→ **Work to complete**
Search the data for the word "потребителю" and copy every line that contains it.

→ **Records for processing**
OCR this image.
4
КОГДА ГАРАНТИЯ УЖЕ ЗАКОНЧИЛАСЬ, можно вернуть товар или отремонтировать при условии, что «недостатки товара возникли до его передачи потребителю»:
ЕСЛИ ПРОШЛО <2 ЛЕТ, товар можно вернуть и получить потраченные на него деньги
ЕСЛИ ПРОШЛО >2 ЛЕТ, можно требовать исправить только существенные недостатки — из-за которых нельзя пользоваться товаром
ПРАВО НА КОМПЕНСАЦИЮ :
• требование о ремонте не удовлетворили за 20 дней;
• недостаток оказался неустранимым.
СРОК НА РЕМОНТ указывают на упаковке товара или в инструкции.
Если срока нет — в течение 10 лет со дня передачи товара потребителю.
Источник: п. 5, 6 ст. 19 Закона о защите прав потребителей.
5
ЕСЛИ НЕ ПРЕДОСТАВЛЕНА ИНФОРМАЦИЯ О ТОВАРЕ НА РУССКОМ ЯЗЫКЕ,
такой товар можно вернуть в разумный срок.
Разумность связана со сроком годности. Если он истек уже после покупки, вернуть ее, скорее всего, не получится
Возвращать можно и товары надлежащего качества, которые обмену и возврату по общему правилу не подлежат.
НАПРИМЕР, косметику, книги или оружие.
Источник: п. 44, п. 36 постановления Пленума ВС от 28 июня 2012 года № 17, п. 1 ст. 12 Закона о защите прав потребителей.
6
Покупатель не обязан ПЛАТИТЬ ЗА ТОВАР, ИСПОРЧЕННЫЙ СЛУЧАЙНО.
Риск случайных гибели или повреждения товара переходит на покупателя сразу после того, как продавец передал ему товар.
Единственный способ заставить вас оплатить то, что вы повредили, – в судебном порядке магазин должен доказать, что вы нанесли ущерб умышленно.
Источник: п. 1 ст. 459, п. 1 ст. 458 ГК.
---
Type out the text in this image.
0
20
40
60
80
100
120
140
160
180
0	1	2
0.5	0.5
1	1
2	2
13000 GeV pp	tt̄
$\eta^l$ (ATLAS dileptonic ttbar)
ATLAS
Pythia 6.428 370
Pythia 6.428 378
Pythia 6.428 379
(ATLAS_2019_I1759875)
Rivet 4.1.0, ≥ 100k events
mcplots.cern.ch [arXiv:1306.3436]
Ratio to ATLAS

→ **Solution to the problem**
КОГДА ГАРАНТИЯ УЖЕ ЗАКОНЧИЛАСЬ, можно вернуть товар или отремонтировать при условии, что «недостатки товара возникли до его передачи потребителю»:
Если срока нет — в течение 10 лет со дня передачи товара потребителю.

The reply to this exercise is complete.